----- Given data

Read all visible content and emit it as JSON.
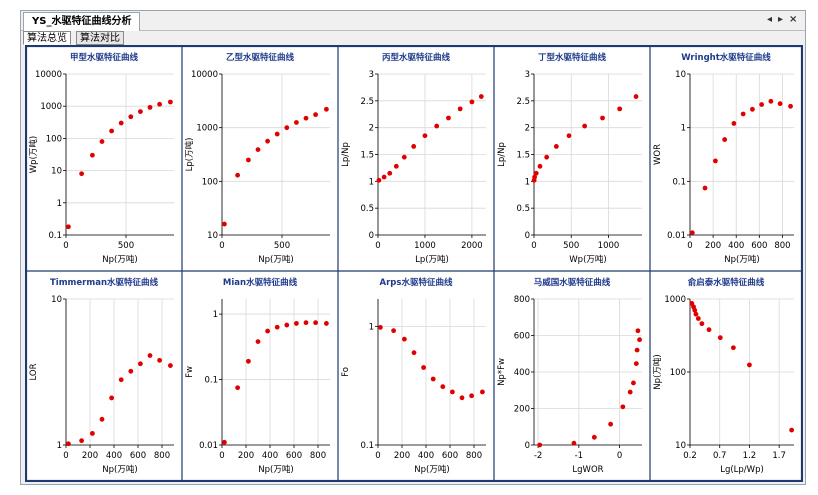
{
  "window": {
    "title": "YS_水驱特征曲线分析",
    "controls": [
      "◂",
      "▸",
      "×"
    ]
  },
  "tabs": [
    {
      "label": "算法总览",
      "active": true
    },
    {
      "label": "算法对比",
      "active": false
    }
  ],
  "colors": {
    "point": "#e00000",
    "border": "#1f3a70",
    "title": "#1f3a8a",
    "grid": "#d8d8d8"
  },
  "chart_data": [
    {
      "type": "scatter",
      "title": "甲型水驱特征曲线",
      "xlabel": "Np(万吨)",
      "ylabel": "Wp(万吨)",
      "xlim": [
        0,
        900
      ],
      "ylim": [
        0.1,
        10000
      ],
      "yscale": "log",
      "xticks": [
        0,
        500
      ],
      "yticks": [
        0.1,
        1,
        10,
        100,
        1000,
        10000
      ],
      "yticklabels": [
        "0.1",
        "1",
        "10",
        "100",
        "1000",
        "10000"
      ],
      "points": [
        [
          20,
          0.18
        ],
        [
          130,
          8
        ],
        [
          220,
          30
        ],
        [
          300,
          80
        ],
        [
          380,
          170
        ],
        [
          460,
          300
        ],
        [
          540,
          470
        ],
        [
          620,
          680
        ],
        [
          700,
          920
        ],
        [
          780,
          1150
        ],
        [
          870,
          1350
        ]
      ]
    },
    {
      "type": "scatter",
      "title": "乙型水驱特征曲线",
      "xlabel": "Np(万吨)",
      "ylabel": "Lp(万吨)",
      "xlim": [
        0,
        900
      ],
      "ylim": [
        10,
        10000
      ],
      "yscale": "log",
      "xticks": [
        0,
        500
      ],
      "yticks": [
        10,
        100,
        1000,
        10000
      ],
      "yticklabels": [
        "10",
        "100",
        "1000",
        "10000"
      ],
      "points": [
        [
          20,
          16
        ],
        [
          130,
          130
        ],
        [
          220,
          250
        ],
        [
          300,
          390
        ],
        [
          380,
          560
        ],
        [
          460,
          760
        ],
        [
          540,
          1000
        ],
        [
          620,
          1250
        ],
        [
          700,
          1500
        ],
        [
          780,
          1750
        ],
        [
          870,
          2200
        ]
      ]
    },
    {
      "type": "scatter",
      "title": "丙型水驱特征曲线",
      "xlabel": "Lp(万吨)",
      "ylabel": "Lp/Np",
      "xlim": [
        0,
        2300
      ],
      "ylim": [
        0,
        3
      ],
      "xticks": [
        0,
        1000,
        2000
      ],
      "yticks": [
        0,
        0.5,
        1,
        1.5,
        2,
        2.5,
        3
      ],
      "yticklabels": [
        "0",
        "0.5",
        "1",
        "1.5",
        "2",
        "2.5",
        "3"
      ],
      "points": [
        [
          20,
          1.02
        ],
        [
          130,
          1.08
        ],
        [
          250,
          1.15
        ],
        [
          390,
          1.28
        ],
        [
          560,
          1.45
        ],
        [
          760,
          1.65
        ],
        [
          1000,
          1.85
        ],
        [
          1250,
          2.03
        ],
        [
          1500,
          2.18
        ],
        [
          1750,
          2.35
        ],
        [
          2000,
          2.48
        ],
        [
          2200,
          2.58
        ]
      ]
    },
    {
      "type": "scatter",
      "title": "丁型水驱特征曲线",
      "xlabel": "Wp(万吨)",
      "ylabel": "Lp/Np",
      "xlim": [
        0,
        1450
      ],
      "ylim": [
        0,
        3
      ],
      "xticks": [
        0,
        500,
        1000
      ],
      "yticks": [
        0,
        0.5,
        1,
        1.5,
        2,
        2.5,
        3
      ],
      "yticklabels": [
        "0",
        "0.5",
        "1",
        "1.5",
        "2",
        "2.5",
        "3"
      ],
      "points": [
        [
          2,
          1.02
        ],
        [
          8,
          1.08
        ],
        [
          30,
          1.15
        ],
        [
          80,
          1.28
        ],
        [
          170,
          1.45
        ],
        [
          300,
          1.65
        ],
        [
          470,
          1.85
        ],
        [
          680,
          2.03
        ],
        [
          920,
          2.18
        ],
        [
          1150,
          2.35
        ],
        [
          1370,
          2.58
        ]
      ]
    },
    {
      "type": "scatter",
      "title": "Wringht水驱特征曲线",
      "xlabel": "Np(万吨)",
      "ylabel": "WOR",
      "xlim": [
        0,
        900
      ],
      "ylim": [
        0.01,
        10
      ],
      "yscale": "log",
      "xticks": [
        0,
        200,
        400,
        600,
        800
      ],
      "yticks": [
        0.01,
        0.1,
        1,
        10
      ],
      "yticklabels": [
        "0.01",
        "0.1",
        "1",
        "10"
      ],
      "points": [
        [
          20,
          0.011
        ],
        [
          130,
          0.075
        ],
        [
          220,
          0.24
        ],
        [
          300,
          0.6
        ],
        [
          380,
          1.2
        ],
        [
          460,
          1.8
        ],
        [
          540,
          2.2
        ],
        [
          620,
          2.7
        ],
        [
          700,
          3.1
        ],
        [
          780,
          2.8
        ],
        [
          870,
          2.5
        ]
      ]
    },
    {
      "type": "scatter",
      "title": "Timmerman水驱特征曲线",
      "xlabel": "Np(万吨)",
      "ylabel": "LOR",
      "xlim": [
        0,
        900
      ],
      "ylim": [
        1,
        10
      ],
      "yscale": "log",
      "xticks": [
        0,
        200,
        400,
        600,
        800
      ],
      "yticks": [
        1,
        10
      ],
      "yticklabels": [
        "1",
        "10"
      ],
      "points": [
        [
          20,
          1.02
        ],
        [
          130,
          1.07
        ],
        [
          220,
          1.2
        ],
        [
          300,
          1.5
        ],
        [
          380,
          2.1
        ],
        [
          460,
          2.8
        ],
        [
          540,
          3.2
        ],
        [
          620,
          3.6
        ],
        [
          700,
          4.1
        ],
        [
          780,
          3.8
        ],
        [
          870,
          3.5
        ]
      ]
    },
    {
      "type": "scatter",
      "title": "Mian水驱特征曲线",
      "xlabel": "Np(万吨)",
      "ylabel": "Fw",
      "xlim": [
        0,
        900
      ],
      "ylim": [
        0.01,
        1.7
      ],
      "yscale": "log",
      "xticks": [
        0,
        200,
        400,
        600,
        800
      ],
      "yticks": [
        0.01,
        0.1,
        1
      ],
      "yticklabels": [
        "0.01",
        "0.1",
        "1"
      ],
      "points": [
        [
          20,
          0.011
        ],
        [
          130,
          0.075
        ],
        [
          220,
          0.19
        ],
        [
          300,
          0.38
        ],
        [
          380,
          0.55
        ],
        [
          460,
          0.63
        ],
        [
          540,
          0.68
        ],
        [
          620,
          0.72
        ],
        [
          700,
          0.74
        ],
        [
          780,
          0.74
        ],
        [
          870,
          0.72
        ]
      ]
    },
    {
      "type": "scatter",
      "title": "Arps水驱特征曲线",
      "xlabel": "Np(万吨)",
      "ylabel": "Fo",
      "xlim": [
        0,
        900
      ],
      "ylim": [
        0.1,
        1.7
      ],
      "yscale": "log",
      "xticks": [
        0,
        200,
        400,
        600,
        800
      ],
      "yticks": [
        0.1,
        1
      ],
      "yticklabels": [
        "0.1",
        "1"
      ],
      "points": [
        [
          20,
          0.98
        ],
        [
          130,
          0.92
        ],
        [
          220,
          0.78
        ],
        [
          300,
          0.6
        ],
        [
          380,
          0.45
        ],
        [
          460,
          0.36
        ],
        [
          540,
          0.31
        ],
        [
          620,
          0.28
        ],
        [
          700,
          0.25
        ],
        [
          780,
          0.26
        ],
        [
          870,
          0.28
        ]
      ]
    },
    {
      "type": "scatter",
      "title": "马威国水驱特征曲线",
      "xlabel": "LgWOR",
      "ylabel": "Np*Fw",
      "xlim": [
        -2.1,
        0.55
      ],
      "ylim": [
        0,
        800
      ],
      "xticks": [
        -2,
        -1,
        0
      ],
      "yticks": [
        0,
        200,
        400,
        600,
        800
      ],
      "yticklabels": [
        "0",
        "200",
        "400",
        "600",
        "800"
      ],
      "points": [
        [
          -1.96,
          0.2
        ],
        [
          -1.12,
          10
        ],
        [
          -0.62,
          42
        ],
        [
          -0.22,
          114
        ],
        [
          0.08,
          209
        ],
        [
          0.26,
          290
        ],
        [
          0.34,
          340
        ],
        [
          0.41,
          446
        ],
        [
          0.43,
          520
        ],
        [
          0.49,
          577
        ],
        [
          0.45,
          626
        ]
      ]
    },
    {
      "type": "scatter",
      "title": "俞启泰水驱特征曲线",
      "xlabel": "Lg(Lp/Wp)",
      "ylabel": "Np(万吨)",
      "xlim": [
        0.2,
        1.95
      ],
      "ylim": [
        10,
        1000
      ],
      "yscale": "log",
      "xticks": [
        0.2,
        0.7,
        1.2,
        1.7
      ],
      "yticks": [
        10,
        100,
        1000
      ],
      "yticklabels": [
        "10",
        "100",
        "1000"
      ],
      "points": [
        [
          1.91,
          16
        ],
        [
          1.2,
          125
        ],
        [
          0.93,
          215
        ],
        [
          0.71,
          295
        ],
        [
          0.52,
          380
        ],
        [
          0.4,
          460
        ],
        [
          0.34,
          540
        ],
        [
          0.3,
          620
        ],
        [
          0.28,
          700
        ],
        [
          0.26,
          780
        ],
        [
          0.23,
          870
        ]
      ]
    }
  ]
}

----------

- Exercise task: Identify the lines of the entries containing the string "ylabel". Copy each such line.

- Solution below:
      "ylabel": "Wp(万吨)",
      "ylabel": "Lp(万吨)",
      "ylabel": "Lp/Np",
      "ylabel": "Lp/Np",
      "ylabel": "WOR",
      "ylabel": "LOR",
      "ylabel": "Fw",
      "ylabel": "Fo",
      "ylabel": "Np*Fw",
      "ylabel": "Np(万吨)",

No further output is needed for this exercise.